**REQUIREMENTS:** Identify each line below that contains the word "with", and copy it out.

**MATERIALS PROVIDED:**

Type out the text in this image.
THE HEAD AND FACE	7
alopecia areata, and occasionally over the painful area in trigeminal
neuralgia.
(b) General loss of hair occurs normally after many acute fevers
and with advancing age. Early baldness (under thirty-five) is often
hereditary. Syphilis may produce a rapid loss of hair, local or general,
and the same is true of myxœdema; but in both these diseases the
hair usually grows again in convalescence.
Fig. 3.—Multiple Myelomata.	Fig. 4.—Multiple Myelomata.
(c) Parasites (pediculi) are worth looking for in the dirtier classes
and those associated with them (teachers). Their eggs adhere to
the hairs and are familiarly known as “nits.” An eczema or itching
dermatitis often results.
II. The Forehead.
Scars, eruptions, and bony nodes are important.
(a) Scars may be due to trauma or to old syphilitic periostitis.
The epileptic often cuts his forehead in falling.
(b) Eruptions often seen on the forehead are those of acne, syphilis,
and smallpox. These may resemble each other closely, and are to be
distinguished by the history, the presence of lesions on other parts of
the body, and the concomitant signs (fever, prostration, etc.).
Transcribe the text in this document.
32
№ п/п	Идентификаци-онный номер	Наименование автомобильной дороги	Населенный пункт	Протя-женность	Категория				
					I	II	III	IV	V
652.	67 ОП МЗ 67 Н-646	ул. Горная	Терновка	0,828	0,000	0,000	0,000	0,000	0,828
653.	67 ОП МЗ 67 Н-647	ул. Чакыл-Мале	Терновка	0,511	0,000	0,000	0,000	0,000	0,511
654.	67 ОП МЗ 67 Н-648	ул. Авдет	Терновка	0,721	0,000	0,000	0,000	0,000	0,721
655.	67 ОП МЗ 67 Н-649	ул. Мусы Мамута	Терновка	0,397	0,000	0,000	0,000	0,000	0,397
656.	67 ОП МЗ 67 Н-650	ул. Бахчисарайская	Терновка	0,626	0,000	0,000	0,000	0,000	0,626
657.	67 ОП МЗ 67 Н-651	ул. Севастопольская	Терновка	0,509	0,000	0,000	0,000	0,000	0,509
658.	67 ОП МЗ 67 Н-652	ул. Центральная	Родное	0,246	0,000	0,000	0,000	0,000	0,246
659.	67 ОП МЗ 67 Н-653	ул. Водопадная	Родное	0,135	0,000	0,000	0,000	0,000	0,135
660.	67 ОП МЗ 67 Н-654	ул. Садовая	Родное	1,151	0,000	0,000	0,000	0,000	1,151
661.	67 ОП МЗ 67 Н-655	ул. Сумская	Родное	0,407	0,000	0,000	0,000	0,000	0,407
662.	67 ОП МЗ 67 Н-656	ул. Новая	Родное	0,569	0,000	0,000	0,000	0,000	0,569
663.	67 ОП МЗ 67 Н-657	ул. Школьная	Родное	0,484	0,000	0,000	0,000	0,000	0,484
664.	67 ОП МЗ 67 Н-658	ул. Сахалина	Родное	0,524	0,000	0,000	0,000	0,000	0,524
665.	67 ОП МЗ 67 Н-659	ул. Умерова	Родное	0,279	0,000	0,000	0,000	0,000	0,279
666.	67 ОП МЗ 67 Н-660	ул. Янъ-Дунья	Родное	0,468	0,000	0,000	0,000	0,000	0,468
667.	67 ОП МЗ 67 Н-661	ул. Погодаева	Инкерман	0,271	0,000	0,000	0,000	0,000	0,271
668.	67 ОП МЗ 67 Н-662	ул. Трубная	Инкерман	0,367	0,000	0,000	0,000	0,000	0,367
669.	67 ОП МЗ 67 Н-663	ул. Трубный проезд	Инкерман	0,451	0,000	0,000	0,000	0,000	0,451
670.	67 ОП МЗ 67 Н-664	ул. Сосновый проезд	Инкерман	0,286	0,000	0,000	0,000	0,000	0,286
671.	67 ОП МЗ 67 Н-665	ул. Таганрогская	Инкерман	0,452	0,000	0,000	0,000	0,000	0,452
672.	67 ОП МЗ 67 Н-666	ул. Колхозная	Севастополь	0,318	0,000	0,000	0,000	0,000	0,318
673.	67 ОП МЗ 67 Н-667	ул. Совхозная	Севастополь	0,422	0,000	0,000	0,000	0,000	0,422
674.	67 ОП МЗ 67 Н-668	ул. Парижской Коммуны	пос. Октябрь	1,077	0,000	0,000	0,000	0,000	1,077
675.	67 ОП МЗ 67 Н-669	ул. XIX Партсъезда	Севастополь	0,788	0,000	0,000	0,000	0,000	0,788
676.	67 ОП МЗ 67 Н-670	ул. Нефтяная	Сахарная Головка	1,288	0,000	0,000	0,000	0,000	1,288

**EXERCISE OUTPUT:**
and with advancing age. Early baldness (under thirty-five) is often
and those associated with them (teachers). Their eggs adhere to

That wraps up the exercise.